Your goal:
Restate the whole listing exactly.

+ + +

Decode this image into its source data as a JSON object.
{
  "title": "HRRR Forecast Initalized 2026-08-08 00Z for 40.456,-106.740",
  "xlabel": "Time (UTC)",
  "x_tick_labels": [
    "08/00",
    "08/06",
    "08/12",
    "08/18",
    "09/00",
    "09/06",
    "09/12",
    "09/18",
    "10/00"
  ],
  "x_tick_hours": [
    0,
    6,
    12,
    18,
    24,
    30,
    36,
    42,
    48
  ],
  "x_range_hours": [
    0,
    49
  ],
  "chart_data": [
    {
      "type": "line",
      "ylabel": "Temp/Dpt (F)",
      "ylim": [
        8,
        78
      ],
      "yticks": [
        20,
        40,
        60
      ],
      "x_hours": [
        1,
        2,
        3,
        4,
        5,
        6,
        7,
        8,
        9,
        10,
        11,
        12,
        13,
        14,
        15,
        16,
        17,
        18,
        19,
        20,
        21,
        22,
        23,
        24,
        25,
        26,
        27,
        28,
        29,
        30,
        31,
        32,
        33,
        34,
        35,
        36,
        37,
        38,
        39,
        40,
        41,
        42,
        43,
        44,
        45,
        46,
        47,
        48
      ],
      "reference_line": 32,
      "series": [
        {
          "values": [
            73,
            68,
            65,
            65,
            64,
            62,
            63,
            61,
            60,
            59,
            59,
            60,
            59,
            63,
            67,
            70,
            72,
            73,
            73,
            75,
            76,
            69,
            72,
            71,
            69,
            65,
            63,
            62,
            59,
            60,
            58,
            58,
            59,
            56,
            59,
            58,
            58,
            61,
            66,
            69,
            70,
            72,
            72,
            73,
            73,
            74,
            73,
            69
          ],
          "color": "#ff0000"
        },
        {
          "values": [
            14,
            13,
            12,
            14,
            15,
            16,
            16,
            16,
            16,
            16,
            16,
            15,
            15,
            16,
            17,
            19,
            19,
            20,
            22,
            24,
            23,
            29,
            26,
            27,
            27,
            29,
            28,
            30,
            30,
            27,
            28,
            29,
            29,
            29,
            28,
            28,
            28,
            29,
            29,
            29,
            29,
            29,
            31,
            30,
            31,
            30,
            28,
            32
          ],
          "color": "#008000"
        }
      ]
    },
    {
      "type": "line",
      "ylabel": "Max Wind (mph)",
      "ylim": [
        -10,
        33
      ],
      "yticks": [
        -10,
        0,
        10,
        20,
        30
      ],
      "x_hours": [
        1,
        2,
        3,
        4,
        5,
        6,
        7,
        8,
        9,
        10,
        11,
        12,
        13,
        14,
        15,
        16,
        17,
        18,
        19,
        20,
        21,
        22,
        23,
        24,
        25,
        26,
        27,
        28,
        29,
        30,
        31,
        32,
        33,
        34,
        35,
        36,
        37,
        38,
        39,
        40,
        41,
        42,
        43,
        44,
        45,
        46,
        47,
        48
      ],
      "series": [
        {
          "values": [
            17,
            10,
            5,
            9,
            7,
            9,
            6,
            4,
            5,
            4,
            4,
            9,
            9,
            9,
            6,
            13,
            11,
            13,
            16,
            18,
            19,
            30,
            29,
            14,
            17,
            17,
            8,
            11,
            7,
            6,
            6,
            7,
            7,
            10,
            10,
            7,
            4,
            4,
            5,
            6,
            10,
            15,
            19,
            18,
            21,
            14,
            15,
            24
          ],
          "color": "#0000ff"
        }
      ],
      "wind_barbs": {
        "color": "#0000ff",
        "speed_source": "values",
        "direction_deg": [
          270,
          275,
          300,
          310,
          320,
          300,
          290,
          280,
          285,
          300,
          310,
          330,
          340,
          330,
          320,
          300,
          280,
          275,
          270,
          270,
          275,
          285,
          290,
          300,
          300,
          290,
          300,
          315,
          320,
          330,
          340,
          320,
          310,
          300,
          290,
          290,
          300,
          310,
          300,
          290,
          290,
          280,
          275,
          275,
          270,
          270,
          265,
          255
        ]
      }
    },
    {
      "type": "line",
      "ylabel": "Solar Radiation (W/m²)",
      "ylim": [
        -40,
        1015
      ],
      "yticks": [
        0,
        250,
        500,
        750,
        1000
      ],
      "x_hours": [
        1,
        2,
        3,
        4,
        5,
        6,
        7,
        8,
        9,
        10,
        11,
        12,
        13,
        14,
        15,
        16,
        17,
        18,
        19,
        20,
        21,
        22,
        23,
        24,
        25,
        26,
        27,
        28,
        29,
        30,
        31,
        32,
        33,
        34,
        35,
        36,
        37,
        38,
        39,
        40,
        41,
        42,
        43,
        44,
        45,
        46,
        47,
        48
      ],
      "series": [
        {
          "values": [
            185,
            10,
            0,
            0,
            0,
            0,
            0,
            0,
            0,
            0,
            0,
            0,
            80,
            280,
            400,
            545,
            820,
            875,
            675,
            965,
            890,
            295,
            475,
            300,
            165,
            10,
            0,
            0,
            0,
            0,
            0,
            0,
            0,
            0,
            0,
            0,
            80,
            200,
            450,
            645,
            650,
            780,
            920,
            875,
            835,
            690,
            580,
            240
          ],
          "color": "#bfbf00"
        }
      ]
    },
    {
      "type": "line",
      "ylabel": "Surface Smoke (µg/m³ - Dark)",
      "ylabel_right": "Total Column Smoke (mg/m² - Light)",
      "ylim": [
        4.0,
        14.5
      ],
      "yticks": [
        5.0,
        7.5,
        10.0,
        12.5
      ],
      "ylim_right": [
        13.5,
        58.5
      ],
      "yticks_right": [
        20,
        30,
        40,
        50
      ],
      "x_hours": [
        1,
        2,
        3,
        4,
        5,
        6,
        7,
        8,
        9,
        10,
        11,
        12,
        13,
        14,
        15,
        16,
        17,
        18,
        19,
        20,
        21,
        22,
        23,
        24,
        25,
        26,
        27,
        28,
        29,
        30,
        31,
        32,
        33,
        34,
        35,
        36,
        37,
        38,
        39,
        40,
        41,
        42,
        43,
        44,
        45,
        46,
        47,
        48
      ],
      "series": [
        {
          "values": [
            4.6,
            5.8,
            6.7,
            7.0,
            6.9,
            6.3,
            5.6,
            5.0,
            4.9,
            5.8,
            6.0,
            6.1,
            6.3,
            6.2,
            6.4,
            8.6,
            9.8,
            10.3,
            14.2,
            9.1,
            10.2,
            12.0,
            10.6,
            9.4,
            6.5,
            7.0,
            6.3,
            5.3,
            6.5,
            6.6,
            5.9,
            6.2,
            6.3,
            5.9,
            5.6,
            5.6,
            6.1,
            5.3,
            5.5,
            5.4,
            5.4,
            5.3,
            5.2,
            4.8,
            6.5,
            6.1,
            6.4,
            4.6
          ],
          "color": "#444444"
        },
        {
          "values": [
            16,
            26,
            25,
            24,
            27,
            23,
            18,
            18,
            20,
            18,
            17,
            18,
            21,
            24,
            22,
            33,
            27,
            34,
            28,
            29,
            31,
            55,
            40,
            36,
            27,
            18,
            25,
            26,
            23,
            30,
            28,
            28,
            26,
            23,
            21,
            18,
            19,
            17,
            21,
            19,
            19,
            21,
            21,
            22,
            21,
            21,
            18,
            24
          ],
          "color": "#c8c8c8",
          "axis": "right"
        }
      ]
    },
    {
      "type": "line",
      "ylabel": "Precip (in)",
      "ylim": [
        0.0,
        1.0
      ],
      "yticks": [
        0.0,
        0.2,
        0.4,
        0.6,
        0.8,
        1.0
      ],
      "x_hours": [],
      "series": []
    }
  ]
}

+ + +

Reply:
Decode this image into its source data as a JSON object.
{
  "title": "HRRR Forecast Initalized 2026-08-08 00Z for 40.456,-106.740",
  "xlabel": "Time (UTC)",
  "x_tick_labels": [
    "08/00",
    "08/06",
    "08/12",
    "08/18",
    "09/00",
    "09/06",
    "09/12",
    "09/18",
    "10/00"
  ],
  "x_tick_hours": [
    0,
    6,
    12,
    18,
    24,
    30,
    36,
    42,
    48
  ],
  "x_range_hours": [
    0,
    49
  ],
  "chart_data": [
    {
      "type": "line",
      "ylabel": "Temp/Dpt (F)",
      "ylim": [
        8,
        78
      ],
      "yticks": [
        20,
        40,
        60
      ],
      "x_hours": [
        1,
        2,
        3,
        4,
        5,
        6,
        7,
        8,
        9,
        10,
        11,
        12,
        13,
        14,
        15,
        16,
        17,
        18,
        19,
        20,
        21,
        22,
        23,
        24,
        25,
        26,
        27,
        28,
        29,
        30,
        31,
        32,
        33,
        34,
        35,
        36,
        37,
        38,
        39,
        40,
        41,
        42,
        43,
        44,
        45,
        46,
        47,
        48
      ],
      "reference_line": 32,
      "series": [
        {
          "values": [
            73,
            68,
            65,
            65,
            64,
            62,
            63,
            61,
            60,
            59,
            59,
            60,
            59,
            63,
            67,
            70,
            72,
            73,
            73,
            75,
            76,
            69,
            72,
            71,
            69,
            65,
            63,
            62,
            59,
            60,
            58,
            58,
            59,
            56,
            59,
            58,
            58,
            61,
            66,
            69,
            70,
            72,
            72,
            73,
            73,
            74,
            73,
            69
          ],
          "color": "#ff0000"
        },
        {
          "values": [
            14,
            13,
            12,
            14,
            15,
            16,
            16,
            16,
            16,
            16,
            16,
            15,
            15,
            16,
            17,
            19,
            19,
            20,
            22,
            24,
            23,
            29,
            26,
            27,
            27,
            29,
            28,
            30,
            30,
            27,
            28,
            29,
            29,
            29,
            28,
            28,
            28,
            29,
            29,
            29,
            29,
            29,
            31,
            30,
            31,
            30,
            28,
            32
          ],
          "color": "#008000"
        }
      ]
    },
    {
      "type": "line",
      "ylabel": "Max Wind (mph)",
      "ylim": [
        -10,
        33
      ],
      "yticks": [
        -10,
        0,
        10,
        20,
        30
      ],
      "x_hours": [
        1,
        2,
        3,
        4,
        5,
        6,
        7,
        8,
        9,
        10,
        11,
        12,
        13,
        14,
        15,
        16,
        17,
        18,
        19,
        20,
        21,
        22,
        23,
        24,
        25,
        26,
        27,
        28,
        29,
        30,
        31,
        32,
        33,
        34,
        35,
        36,
        37,
        38,
        39,
        40,
        41,
        42,
        43,
        44,
        45,
        46,
        47,
        48
      ],
      "series": [
        {
          "values": [
            17,
            10,
            5,
            9,
            7,
            9,
            6,
            4,
            5,
            4,
            4,
            9,
            9,
            9,
            6,
            13,
            11,
            13,
            16,
            18,
            19,
            30,
            29,
            14,
            17,
            17,
            8,
            11,
            7,
            6,
            6,
            7,
            7,
            10,
            10,
            7,
            4,
            4,
            5,
            6,
            10,
            15,
            19,
            18,
            21,
            14,
            15,
            24
          ],
          "color": "#0000ff"
        }
      ],
      "wind_barbs": {
        "color": "#0000ff",
        "speed_source": "values",
        "direction_deg": [
          270,
          275,
          300,
          310,
          320,
          300,
          290,
          280,
          285,
          300,
          310,
          330,
          340,
          330,
          320,
          300,
          280,
          275,
          270,
          270,
          275,
          285,
          290,
          300,
          300,
          290,
          300,
          315,
          320,
          330,
          340,
          320,
          310,
          300,
          290,
          290,
          300,
          310,
          300,
          290,
          290,
          280,
          275,
          275,
          270,
          270,
          265,
          255
        ]
      }
    },
    {
      "type": "line",
      "ylabel": "Solar Radiation (W/m²)",
      "ylim": [
        -40,
        1015
      ],
      "yticks": [
        0,
        250,
        500,
        750,
        1000
      ],
      "x_hours": [
        1,
        2,
        3,
        4,
        5,
        6,
        7,
        8,
        9,
        10,
        11,
        12,
        13,
        14,
        15,
        16,
        17,
        18,
        19,
        20,
        21,
        22,
        23,
        24,
        25,
        26,
        27,
        28,
        29,
        30,
        31,
        32,
        33,
        34,
        35,
        36,
        37,
        38,
        39,
        40,
        41,
        42,
        43,
        44,
        45,
        46,
        47,
        48
      ],
      "series": [
        {
          "values": [
            185,
            10,
            0,
            0,
            0,
            0,
            0,
            0,
            0,
            0,
            0,
            0,
            80,
            280,
            400,
            545,
            820,
            875,
            675,
            965,
            890,
            295,
            475,
            300,
            165,
            10,
            0,
            0,
            0,
            0,
            0,
            0,
            0,
            0,
            0,
            0,
            80,
            200,
            450,
            645,
            650,
            780,
            920,
            875,
            835,
            690,
            580,
            240
          ],
          "color": "#bfbf00"
        }
      ]
    },
    {
      "type": "line",
      "ylabel": "Surface Smoke (µg/m³ - Dark)",
      "ylabel_right": "Total Column Smoke (mg/m² - Light)",
      "ylim": [
        4.0,
        14.5
      ],
      "yticks": [
        5.0,
        7.5,
        10.0,
        12.5
      ],
      "ylim_right": [
        13.5,
        58.5
      ],
      "yticks_right": [
        20,
        30,
        40,
        50
      ],
      "x_hours": [
        1,
        2,
        3,
        4,
        5,
        6,
        7,
        8,
        9,
        10,
        11,
        12,
        13,
        14,
        15,
        16,
        17,
        18,
        19,
        20,
        21,
        22,
        23,
        24,
        25,
        26,
        27,
        28,
        29,
        30,
        31,
        32,
        33,
        34,
        35,
        36,
        37,
        38,
        39,
        40,
        41,
        42,
        43,
        44,
        45,
        46,
        47,
        48
      ],
      "series": [
        {
          "values": [
            4.6,
            5.8,
            6.7,
            7.0,
            6.9,
            6.3,
            5.6,
            5.0,
            4.9,
            5.8,
            6.0,
            6.1,
            6.3,
            6.2,
            6.4,
            8.6,
            9.8,
            10.3,
            14.2,
            9.1,
            10.2,
            12.0,
            10.6,
            9.4,
            6.5,
            7.0,
            6.3,
            5.3,
            6.5,
            6.6,
            5.9,
            6.2,
            6.3,
            5.9,
            5.6,
            5.6,
            6.1,
            5.3,
            5.5,
            5.4,
            5.4,
            5.3,
            5.2,
            4.8,
            6.5,
            6.1,
            6.4,
            4.6
          ],
          "color": "#444444"
        },
        {
          "values": [
            16,
            26,
            25,
            24,
            27,
            23,
            18,
            18,
            20,
            18,
            17,
            18,
            21,
            24,
            22,
            33,
            27,
            34,
            28,
            29,
            31,
            55,
            40,
            36,
            27,
            18,
            25,
            26,
            23,
            30,
            28,
            28,
            26,
            23,
            21,
            18,
            19,
            17,
            21,
            19,
            19,
            21,
            21,
            22,
            21,
            21,
            18,
            24
          ],
          "color": "#c8c8c8",
          "axis": "right"
        }
      ]
    },
    {
      "type": "line",
      "ylabel": "Precip (in)",
      "ylim": [
        0.0,
        1.0
      ],
      "yticks": [
        0.0,
        0.2,
        0.4,
        0.6,
        0.8,
        1.0
      ],
      "x_hours": [],
      "series": []
    }
  ]
}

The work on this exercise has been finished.